### Items listed in a dataset

'''

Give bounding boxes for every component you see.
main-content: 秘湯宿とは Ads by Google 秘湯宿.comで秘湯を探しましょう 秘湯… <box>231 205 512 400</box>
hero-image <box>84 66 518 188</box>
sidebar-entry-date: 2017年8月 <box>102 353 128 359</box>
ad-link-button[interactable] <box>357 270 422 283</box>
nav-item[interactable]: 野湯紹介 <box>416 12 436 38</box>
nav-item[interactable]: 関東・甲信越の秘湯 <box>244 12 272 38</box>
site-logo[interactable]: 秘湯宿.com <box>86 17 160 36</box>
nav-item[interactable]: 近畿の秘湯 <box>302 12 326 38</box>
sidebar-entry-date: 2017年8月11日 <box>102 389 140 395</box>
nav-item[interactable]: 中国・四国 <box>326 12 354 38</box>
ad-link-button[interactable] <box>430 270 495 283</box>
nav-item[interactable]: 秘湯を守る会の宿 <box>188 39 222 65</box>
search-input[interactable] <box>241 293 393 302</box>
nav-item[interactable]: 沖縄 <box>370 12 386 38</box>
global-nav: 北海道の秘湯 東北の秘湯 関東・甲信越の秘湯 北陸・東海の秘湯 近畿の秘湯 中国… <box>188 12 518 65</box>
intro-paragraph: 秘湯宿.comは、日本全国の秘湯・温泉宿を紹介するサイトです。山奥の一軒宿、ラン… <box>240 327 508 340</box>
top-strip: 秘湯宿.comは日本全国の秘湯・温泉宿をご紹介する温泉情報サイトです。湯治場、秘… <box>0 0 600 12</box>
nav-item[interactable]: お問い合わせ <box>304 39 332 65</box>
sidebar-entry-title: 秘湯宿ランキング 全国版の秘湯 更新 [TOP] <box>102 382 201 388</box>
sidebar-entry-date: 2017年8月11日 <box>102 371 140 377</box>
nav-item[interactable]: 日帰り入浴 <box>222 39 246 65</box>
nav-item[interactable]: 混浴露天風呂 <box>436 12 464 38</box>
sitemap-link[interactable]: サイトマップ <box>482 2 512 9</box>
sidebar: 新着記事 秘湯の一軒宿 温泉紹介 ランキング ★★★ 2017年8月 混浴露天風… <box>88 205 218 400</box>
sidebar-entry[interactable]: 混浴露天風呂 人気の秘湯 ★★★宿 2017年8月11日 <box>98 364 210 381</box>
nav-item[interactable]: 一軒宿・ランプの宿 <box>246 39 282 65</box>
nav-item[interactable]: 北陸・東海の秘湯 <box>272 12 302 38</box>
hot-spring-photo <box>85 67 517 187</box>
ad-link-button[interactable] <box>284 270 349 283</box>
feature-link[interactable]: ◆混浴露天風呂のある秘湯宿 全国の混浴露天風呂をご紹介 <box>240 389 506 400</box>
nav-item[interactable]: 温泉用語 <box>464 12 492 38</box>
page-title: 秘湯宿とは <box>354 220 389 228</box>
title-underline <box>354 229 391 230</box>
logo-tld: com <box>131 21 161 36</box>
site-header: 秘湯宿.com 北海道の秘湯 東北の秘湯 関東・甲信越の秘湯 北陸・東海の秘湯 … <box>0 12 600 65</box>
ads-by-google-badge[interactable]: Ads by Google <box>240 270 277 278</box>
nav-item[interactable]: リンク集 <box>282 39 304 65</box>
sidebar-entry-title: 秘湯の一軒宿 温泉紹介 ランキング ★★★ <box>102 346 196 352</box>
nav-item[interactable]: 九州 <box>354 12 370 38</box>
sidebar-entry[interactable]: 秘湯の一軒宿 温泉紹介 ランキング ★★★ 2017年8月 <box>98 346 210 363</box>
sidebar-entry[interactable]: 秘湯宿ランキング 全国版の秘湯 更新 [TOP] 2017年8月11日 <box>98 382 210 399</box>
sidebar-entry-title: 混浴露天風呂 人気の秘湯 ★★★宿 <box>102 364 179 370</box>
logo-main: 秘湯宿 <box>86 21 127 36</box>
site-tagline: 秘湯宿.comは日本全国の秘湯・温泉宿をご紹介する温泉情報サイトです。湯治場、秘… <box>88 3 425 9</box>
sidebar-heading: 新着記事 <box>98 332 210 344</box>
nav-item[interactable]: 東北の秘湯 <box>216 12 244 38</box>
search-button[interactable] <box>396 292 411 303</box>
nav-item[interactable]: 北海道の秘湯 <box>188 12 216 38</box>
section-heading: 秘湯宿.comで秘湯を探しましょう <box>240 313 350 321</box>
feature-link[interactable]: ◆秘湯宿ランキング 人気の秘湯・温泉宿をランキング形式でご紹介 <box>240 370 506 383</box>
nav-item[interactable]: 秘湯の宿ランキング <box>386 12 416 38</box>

'''

### EXERCISE REQUIREMENTS
Rename "nav-item" to "menu-item" in the records from the start through the line containing "title-underline <box>354 229 391 230</box>", and write those lines out again with nothing else changed.

### REPLY
Give bounding boxes for every component you see.
main-content: 秘湯宿とは Ads by Google 秘湯宿.comで秘湯を探しましょう 秘湯… <box>231 205 512 400</box>
hero-image <box>84 66 518 188</box>
sidebar-entry-date: 2017年8月 <box>102 353 128 359</box>
ad-link-button[interactable] <box>357 270 422 283</box>
menu-item[interactable]: 野湯紹介 <box>416 12 436 38</box>
menu-item[interactable]: 関東・甲信越の秘湯 <box>244 12 272 38</box>
site-logo[interactable]: 秘湯宿.com <box>86 17 160 36</box>
menu-item[interactable]: 近畿の秘湯 <box>302 12 326 38</box>
sidebar-entry-date: 2017年8月11日 <box>102 389 140 395</box>
menu-item[interactable]: 中国・四国 <box>326 12 354 38</box>
ad-link-button[interactable] <box>430 270 495 283</box>
menu-item[interactable]: 秘湯を守る会の宿 <box>188 39 222 65</box>
search-input[interactable] <box>241 293 393 302</box>
menu-item[interactable]: 沖縄 <box>370 12 386 38</box>
global-nav: 北海道の秘湯 東北の秘湯 関東・甲信越の秘湯 北陸・東海の秘湯 近畿の秘湯 中国… <box>188 12 518 65</box>
intro-paragraph: 秘湯宿.comは、日本全国の秘湯・温泉宿を紹介するサイトです。山奥の一軒宿、ラン… <box>240 327 508 340</box>
top-strip: 秘湯宿.comは日本全国の秘湯・温泉宿をご紹介する温泉情報サイトです。湯治場、秘… <box>0 0 600 12</box>
menu-item[interactable]: お問い合わせ <box>304 39 332 65</box>
sidebar-entry-title: 秘湯宿ランキング 全国版の秘湯 更新 [TOP] <box>102 382 201 388</box>
sidebar-entry-date: 2017年8月11日 <box>102 371 140 377</box>
menu-item[interactable]: 日帰り入浴 <box>222 39 246 65</box>
menu-item[interactable]: 混浴露天風呂 <box>436 12 464 38</box>
sitemap-link[interactable]: サイトマップ <box>482 2 512 9</box>
sidebar: 新着記事 秘湯の一軒宿 温泉紹介 ランキング ★★★ 2017年8月 混浴露天風… <box>88 205 218 400</box>
sidebar-entry[interactable]: 混浴露天風呂 人気の秘湯 ★★★宿 2017年8月11日 <box>98 364 210 381</box>
menu-item[interactable]: 一軒宿・ランプの宿 <box>246 39 282 65</box>
menu-item[interactable]: 北陸・東海の秘湯 <box>272 12 302 38</box>
hot-spring-photo <box>85 67 517 187</box>
ad-link-button[interactable] <box>284 270 349 283</box>
feature-link[interactable]: ◆混浴露天風呂のある秘湯宿 全国の混浴露天風呂をご紹介 <box>240 389 506 400</box>
menu-item[interactable]: 温泉用語 <box>464 12 492 38</box>
page-title: 秘湯宿とは <box>354 220 389 228</box>
title-underline <box>354 229 391 230</box>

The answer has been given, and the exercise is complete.